• [Required task]:
For each line below that includes the word "Aged", make a copy.

• [Given data]:
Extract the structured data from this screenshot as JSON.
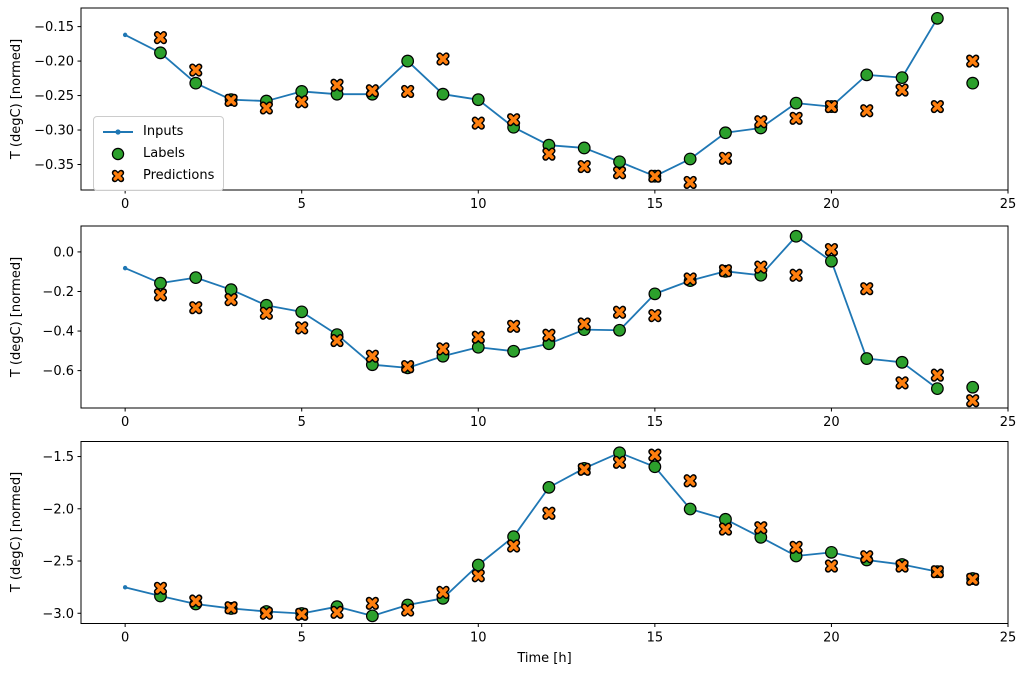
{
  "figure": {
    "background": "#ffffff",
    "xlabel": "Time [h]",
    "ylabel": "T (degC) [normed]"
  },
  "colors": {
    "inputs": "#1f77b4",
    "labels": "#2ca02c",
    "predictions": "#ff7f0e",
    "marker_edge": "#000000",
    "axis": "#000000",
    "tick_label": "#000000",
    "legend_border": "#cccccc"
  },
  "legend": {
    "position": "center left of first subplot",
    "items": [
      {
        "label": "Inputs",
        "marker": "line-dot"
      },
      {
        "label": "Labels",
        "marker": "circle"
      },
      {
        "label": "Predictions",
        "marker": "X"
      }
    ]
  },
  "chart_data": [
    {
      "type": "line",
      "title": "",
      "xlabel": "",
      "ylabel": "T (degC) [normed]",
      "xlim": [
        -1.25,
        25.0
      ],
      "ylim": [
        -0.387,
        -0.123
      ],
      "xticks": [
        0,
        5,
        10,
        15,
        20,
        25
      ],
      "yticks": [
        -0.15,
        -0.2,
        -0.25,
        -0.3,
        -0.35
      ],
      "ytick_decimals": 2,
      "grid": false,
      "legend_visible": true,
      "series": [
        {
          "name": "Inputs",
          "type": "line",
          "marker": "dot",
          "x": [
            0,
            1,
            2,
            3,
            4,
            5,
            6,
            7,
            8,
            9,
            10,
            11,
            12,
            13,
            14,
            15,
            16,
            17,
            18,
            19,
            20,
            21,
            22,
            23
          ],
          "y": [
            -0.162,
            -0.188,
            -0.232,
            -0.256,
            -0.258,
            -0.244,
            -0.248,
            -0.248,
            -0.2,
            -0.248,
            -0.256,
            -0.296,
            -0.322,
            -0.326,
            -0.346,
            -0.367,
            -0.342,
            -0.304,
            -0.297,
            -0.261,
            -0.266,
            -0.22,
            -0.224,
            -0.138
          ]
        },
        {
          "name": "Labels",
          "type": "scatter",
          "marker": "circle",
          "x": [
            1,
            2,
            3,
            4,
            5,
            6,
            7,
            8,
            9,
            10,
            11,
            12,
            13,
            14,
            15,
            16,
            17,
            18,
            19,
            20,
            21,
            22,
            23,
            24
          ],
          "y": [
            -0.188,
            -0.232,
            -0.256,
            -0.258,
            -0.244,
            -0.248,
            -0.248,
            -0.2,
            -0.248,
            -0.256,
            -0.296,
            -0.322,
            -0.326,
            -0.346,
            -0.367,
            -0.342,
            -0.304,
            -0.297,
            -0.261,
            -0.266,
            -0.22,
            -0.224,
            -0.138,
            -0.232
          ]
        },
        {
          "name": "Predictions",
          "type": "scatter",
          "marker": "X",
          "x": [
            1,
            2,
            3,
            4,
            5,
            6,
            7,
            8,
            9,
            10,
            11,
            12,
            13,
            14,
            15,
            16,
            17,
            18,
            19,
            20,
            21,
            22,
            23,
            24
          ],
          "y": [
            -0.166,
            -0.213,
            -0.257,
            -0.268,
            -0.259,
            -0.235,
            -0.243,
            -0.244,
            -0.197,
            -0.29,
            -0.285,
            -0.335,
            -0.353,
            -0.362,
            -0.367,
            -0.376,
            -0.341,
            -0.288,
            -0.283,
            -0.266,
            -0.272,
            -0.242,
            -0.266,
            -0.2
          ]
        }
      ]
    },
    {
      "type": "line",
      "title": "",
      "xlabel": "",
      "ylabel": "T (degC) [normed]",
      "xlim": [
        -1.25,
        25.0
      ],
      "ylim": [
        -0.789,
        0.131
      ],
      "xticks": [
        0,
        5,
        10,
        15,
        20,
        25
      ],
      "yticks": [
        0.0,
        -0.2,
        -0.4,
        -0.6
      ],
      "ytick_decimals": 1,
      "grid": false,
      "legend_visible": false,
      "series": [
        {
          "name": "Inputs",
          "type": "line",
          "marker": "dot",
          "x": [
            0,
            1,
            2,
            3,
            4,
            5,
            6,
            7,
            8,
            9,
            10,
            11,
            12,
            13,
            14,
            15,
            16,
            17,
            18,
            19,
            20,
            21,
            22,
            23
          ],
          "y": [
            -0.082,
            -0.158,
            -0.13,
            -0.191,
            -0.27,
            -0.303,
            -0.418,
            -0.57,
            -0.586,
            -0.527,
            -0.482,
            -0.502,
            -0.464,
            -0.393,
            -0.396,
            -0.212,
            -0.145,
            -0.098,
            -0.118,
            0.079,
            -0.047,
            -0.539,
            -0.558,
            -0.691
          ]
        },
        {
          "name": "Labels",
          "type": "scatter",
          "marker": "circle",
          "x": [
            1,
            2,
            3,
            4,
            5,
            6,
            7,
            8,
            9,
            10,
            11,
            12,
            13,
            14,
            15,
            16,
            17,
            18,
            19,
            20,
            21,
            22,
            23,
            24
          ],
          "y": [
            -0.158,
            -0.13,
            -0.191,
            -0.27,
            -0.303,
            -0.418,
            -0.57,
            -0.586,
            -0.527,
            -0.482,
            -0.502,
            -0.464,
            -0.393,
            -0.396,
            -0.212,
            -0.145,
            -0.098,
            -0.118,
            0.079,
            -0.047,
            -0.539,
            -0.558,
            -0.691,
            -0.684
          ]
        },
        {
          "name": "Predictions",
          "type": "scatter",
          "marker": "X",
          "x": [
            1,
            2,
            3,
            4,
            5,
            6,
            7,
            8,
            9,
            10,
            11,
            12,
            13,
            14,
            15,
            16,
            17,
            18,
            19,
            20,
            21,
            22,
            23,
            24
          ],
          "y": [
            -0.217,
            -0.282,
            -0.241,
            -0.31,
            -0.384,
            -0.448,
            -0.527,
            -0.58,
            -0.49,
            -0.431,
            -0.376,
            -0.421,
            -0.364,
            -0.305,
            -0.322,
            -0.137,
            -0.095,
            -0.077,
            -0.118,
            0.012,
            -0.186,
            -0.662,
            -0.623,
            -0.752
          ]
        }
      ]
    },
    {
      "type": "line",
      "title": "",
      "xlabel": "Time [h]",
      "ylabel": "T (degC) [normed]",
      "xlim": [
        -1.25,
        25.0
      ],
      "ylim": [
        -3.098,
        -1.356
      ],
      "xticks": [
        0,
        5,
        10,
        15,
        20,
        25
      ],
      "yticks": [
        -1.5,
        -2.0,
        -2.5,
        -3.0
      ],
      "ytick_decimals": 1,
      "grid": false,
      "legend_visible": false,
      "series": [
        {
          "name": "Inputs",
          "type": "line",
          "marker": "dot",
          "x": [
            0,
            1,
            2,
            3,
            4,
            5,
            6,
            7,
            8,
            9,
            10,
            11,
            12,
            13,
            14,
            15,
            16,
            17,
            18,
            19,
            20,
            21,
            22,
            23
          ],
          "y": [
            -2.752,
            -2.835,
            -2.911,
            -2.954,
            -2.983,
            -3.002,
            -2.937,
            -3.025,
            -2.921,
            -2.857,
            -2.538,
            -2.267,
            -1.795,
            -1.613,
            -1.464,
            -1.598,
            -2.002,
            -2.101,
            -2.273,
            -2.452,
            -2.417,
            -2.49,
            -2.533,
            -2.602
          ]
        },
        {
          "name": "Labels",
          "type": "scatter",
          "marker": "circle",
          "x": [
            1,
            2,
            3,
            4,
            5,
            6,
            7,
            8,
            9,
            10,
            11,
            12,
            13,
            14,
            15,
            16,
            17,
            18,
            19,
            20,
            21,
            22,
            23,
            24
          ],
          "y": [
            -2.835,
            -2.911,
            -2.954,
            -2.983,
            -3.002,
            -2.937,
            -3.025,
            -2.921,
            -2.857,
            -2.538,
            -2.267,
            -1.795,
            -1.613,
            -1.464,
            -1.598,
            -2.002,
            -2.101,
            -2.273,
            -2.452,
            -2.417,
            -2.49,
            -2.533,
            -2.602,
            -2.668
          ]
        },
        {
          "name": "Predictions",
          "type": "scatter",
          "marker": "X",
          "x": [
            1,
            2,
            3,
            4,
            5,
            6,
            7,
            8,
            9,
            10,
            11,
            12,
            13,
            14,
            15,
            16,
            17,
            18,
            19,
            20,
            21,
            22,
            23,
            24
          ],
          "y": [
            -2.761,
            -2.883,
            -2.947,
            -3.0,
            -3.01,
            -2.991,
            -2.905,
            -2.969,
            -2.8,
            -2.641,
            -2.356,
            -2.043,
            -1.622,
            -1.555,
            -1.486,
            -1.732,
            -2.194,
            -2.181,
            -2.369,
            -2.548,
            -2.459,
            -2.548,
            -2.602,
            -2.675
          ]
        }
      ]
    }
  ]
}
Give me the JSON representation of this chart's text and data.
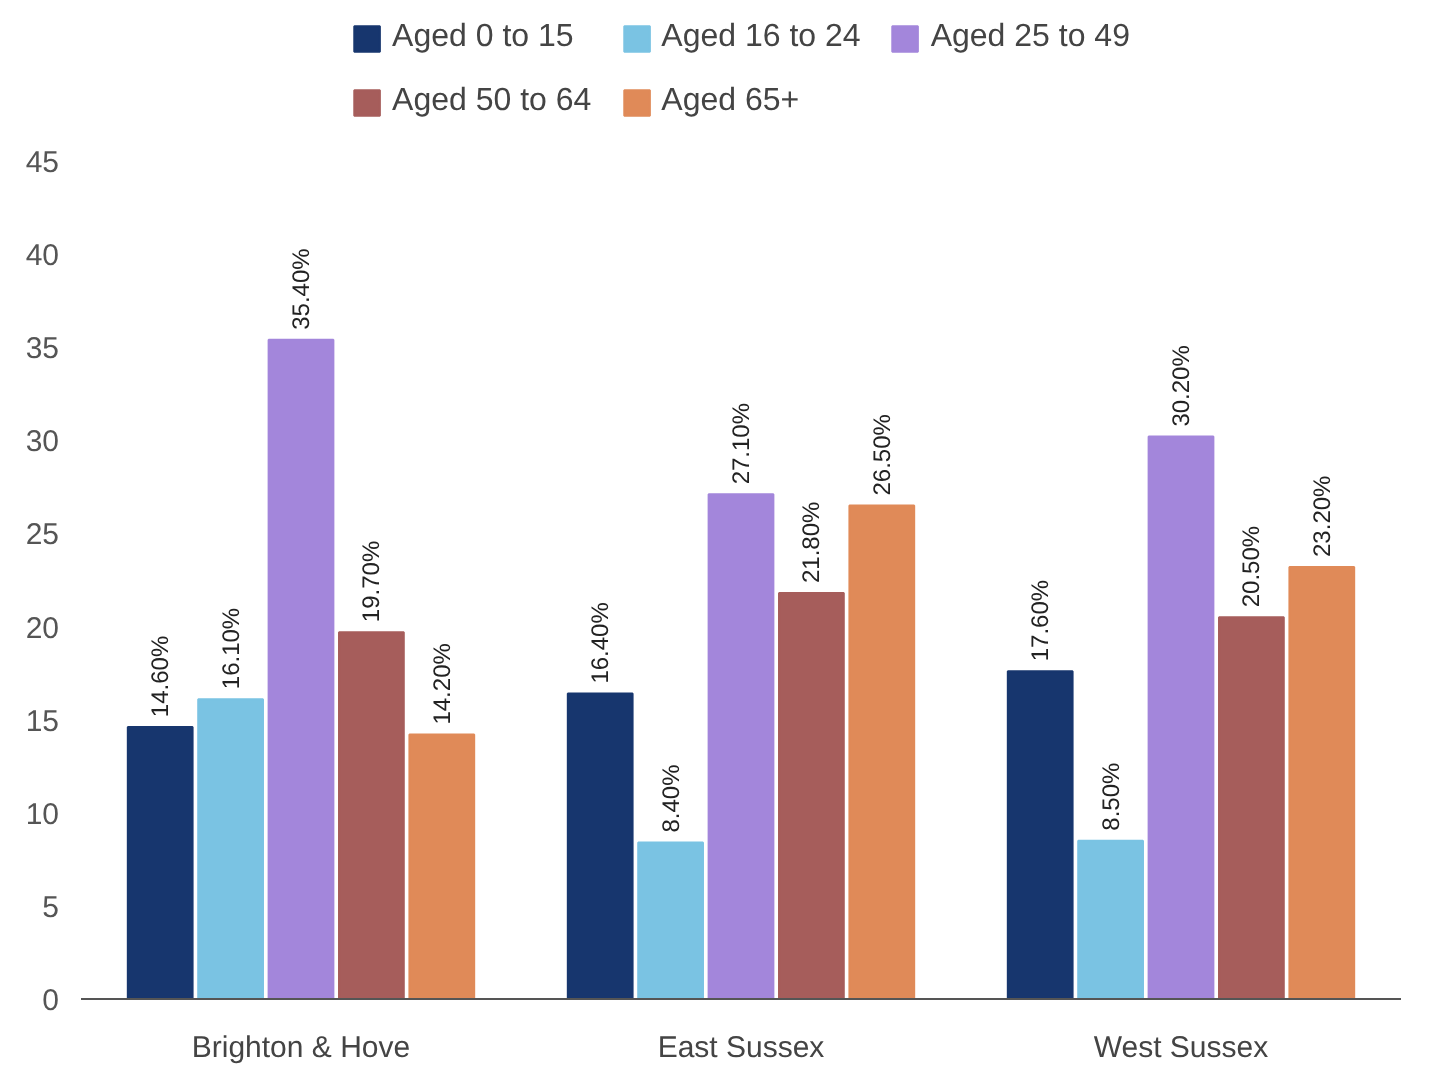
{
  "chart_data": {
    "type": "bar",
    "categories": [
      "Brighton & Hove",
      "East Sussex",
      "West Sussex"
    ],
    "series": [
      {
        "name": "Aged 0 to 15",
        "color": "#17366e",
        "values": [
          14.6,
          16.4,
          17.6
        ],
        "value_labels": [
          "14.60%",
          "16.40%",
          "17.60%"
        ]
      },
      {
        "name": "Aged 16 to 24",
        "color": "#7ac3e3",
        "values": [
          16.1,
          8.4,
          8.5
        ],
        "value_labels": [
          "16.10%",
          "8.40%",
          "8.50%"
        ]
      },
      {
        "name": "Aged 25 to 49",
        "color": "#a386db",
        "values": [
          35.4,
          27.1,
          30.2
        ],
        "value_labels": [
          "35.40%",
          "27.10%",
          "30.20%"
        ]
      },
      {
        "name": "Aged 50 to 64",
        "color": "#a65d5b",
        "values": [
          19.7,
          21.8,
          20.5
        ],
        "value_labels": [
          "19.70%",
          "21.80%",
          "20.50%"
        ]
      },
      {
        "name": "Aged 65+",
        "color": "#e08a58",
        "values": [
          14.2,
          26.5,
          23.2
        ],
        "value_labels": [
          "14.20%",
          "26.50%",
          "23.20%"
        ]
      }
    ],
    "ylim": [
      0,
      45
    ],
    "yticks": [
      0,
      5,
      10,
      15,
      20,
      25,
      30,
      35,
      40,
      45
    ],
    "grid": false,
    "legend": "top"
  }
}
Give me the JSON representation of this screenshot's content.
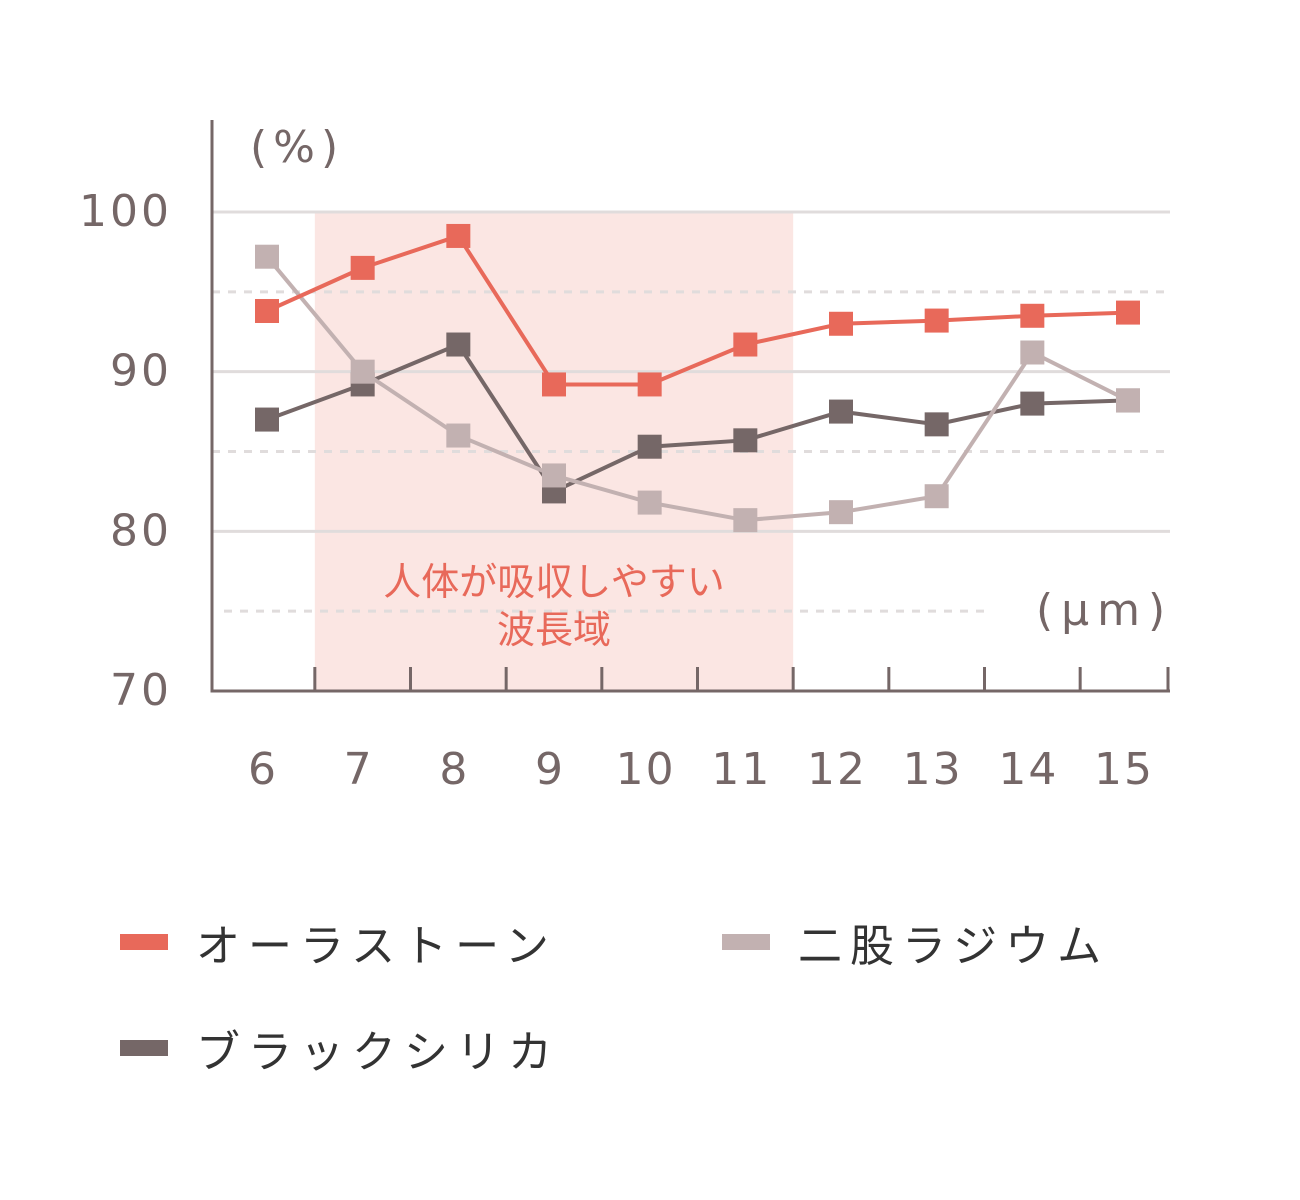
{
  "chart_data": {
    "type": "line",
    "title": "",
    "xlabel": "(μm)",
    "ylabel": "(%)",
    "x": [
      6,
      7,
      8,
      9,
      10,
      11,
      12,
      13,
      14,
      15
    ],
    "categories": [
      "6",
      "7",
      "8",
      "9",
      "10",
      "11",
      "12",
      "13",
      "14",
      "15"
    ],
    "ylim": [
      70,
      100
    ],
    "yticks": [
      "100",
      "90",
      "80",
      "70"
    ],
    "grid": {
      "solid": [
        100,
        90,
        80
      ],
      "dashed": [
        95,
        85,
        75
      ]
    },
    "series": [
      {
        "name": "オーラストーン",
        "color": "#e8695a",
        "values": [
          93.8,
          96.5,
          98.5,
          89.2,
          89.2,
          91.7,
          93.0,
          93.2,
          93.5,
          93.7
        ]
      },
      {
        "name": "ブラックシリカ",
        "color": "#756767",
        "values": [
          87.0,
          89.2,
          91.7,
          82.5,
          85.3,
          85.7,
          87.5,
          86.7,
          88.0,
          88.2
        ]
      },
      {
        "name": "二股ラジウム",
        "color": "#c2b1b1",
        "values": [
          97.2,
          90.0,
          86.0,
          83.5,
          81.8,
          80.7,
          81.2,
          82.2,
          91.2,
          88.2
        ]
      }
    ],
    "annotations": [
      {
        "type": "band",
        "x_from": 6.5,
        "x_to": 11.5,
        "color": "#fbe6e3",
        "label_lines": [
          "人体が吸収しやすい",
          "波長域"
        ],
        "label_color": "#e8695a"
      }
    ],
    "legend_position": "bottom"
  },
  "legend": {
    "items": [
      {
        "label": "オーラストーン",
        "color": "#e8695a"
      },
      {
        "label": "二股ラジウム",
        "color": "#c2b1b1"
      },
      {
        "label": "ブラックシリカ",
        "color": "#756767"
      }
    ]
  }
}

• [Result of the exercise]:
        "name": "Aged 0 to 15",
        "name": "Aged 16 to 24",
        "name": "Aged 25 to 49",
        "name": "Aged 50 to 64",
        "name": "Aged 65+",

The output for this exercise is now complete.